(Data records)
┌────────
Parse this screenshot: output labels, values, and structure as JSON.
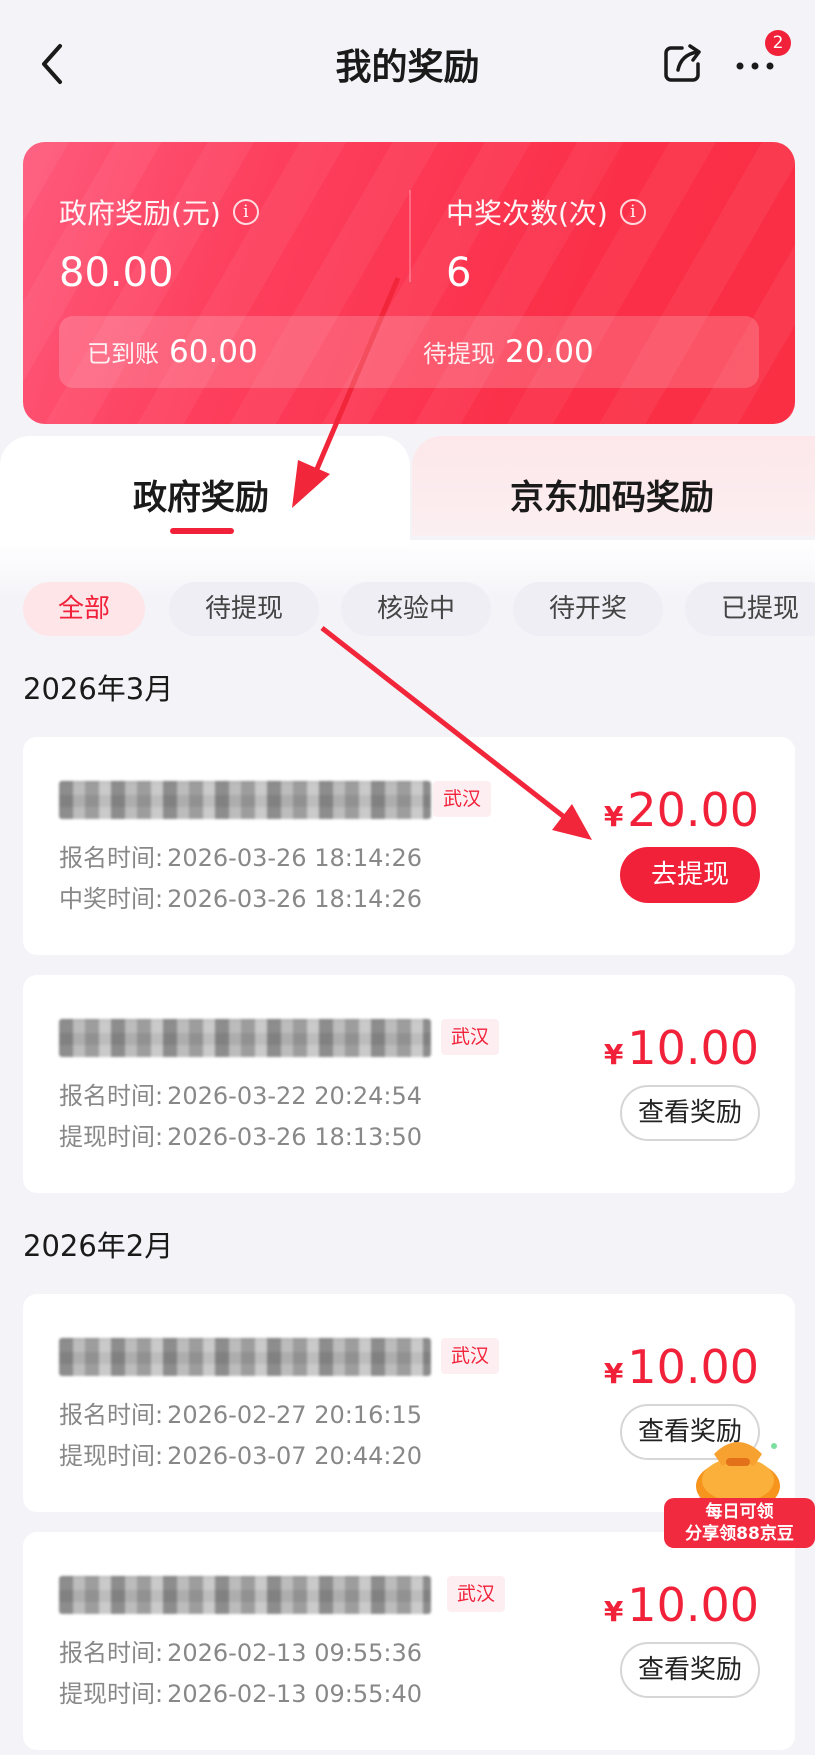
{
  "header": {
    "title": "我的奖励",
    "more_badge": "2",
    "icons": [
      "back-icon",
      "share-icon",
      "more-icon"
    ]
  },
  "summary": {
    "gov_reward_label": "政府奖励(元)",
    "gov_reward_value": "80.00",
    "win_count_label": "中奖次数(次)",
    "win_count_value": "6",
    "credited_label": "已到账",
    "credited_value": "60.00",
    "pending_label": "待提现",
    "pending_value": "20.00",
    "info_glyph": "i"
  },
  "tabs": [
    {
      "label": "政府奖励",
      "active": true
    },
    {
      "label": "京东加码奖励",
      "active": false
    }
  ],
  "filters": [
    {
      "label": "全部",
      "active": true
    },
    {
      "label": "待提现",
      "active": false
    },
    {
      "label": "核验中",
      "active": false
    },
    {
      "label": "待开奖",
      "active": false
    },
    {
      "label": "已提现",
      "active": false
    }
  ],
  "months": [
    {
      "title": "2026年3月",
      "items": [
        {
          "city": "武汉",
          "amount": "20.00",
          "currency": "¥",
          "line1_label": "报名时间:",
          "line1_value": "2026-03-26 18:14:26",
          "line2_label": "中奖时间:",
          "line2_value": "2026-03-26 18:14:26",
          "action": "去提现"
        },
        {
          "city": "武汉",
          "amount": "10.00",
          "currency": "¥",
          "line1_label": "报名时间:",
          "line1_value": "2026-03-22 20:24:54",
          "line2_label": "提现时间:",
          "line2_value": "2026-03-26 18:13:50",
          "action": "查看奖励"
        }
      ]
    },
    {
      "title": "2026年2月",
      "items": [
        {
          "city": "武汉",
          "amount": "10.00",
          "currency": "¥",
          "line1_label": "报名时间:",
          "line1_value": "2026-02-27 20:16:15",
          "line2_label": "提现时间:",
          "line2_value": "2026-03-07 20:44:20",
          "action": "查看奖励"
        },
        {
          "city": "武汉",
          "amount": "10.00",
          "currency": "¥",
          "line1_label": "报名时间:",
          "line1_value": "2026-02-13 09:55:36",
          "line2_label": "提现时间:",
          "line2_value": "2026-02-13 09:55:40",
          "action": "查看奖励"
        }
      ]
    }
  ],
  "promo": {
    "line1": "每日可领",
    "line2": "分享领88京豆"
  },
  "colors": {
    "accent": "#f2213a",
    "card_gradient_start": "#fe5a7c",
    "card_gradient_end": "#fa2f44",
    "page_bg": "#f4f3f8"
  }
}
└────────
┌────────
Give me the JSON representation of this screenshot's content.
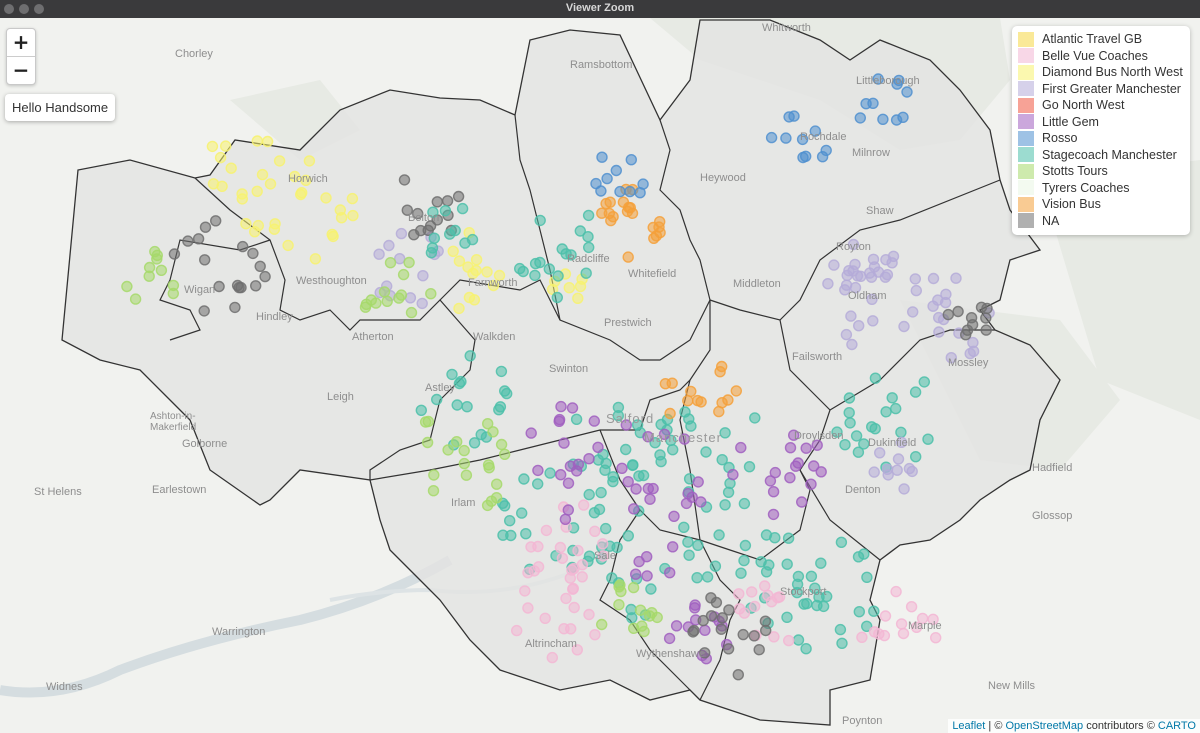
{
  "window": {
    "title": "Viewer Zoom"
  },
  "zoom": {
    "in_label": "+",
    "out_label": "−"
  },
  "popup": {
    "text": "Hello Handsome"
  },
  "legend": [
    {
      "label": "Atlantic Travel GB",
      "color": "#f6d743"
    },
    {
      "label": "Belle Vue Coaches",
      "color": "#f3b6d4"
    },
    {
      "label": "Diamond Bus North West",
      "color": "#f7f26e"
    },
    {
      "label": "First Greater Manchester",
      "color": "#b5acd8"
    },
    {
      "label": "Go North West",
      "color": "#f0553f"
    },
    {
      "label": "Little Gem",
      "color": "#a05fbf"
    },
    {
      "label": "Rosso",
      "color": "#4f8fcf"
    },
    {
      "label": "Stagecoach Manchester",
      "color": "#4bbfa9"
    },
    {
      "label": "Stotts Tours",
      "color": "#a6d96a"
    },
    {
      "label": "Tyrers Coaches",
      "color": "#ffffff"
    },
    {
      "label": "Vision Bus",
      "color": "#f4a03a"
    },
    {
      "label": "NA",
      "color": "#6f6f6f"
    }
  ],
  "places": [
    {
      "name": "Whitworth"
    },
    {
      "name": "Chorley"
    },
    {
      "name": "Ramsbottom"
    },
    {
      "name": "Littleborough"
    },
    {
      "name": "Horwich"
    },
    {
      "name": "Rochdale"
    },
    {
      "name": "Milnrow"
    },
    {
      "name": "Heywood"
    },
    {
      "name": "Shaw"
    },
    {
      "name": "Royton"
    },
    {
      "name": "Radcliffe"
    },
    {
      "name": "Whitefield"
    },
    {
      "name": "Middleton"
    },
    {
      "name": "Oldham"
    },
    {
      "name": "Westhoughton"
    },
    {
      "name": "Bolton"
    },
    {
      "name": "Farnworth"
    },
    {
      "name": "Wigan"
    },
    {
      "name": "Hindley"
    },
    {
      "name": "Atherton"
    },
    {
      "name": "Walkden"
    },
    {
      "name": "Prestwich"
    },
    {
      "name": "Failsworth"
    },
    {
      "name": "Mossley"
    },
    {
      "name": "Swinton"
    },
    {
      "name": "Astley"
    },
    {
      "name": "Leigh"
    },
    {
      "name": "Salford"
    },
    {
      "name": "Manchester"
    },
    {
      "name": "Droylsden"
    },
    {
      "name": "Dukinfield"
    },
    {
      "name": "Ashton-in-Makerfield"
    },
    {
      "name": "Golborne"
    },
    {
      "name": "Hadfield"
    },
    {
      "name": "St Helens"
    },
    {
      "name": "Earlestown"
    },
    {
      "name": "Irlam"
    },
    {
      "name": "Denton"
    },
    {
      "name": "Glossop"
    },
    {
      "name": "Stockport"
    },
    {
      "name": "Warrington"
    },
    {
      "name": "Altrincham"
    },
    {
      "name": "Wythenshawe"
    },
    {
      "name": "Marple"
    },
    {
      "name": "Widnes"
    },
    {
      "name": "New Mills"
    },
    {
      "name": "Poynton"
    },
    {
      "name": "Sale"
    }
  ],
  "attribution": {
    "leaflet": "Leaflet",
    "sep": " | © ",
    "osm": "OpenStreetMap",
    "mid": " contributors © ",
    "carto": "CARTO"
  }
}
└────────
┌────────
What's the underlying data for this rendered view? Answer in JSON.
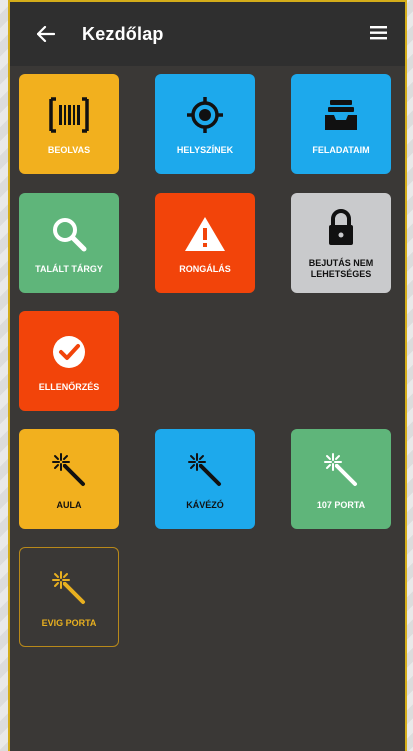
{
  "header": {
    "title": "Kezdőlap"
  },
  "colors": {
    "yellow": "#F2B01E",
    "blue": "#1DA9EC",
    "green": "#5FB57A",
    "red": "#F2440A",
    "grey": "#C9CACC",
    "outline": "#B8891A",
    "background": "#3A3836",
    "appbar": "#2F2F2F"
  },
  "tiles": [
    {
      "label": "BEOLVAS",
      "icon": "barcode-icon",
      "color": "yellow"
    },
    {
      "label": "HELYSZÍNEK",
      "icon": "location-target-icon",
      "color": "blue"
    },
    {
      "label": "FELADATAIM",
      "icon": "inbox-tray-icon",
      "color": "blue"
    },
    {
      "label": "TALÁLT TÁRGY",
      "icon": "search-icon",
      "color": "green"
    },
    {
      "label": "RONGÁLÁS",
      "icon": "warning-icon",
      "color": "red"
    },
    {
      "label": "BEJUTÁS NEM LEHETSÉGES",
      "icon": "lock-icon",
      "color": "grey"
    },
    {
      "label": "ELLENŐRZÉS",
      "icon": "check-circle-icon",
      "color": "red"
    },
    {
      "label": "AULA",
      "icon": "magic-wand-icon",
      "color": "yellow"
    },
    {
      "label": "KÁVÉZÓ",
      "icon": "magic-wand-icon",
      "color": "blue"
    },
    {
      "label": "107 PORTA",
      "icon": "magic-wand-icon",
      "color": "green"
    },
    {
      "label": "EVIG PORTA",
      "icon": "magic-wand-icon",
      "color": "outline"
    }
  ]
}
└────────
WHAT THE EXERCISE ASKS:
Collect the lines of the data that carry the word "North".

THE COMPLETED TASK:
      "label": "Diamond Bus North West",
      "label": "Go North West",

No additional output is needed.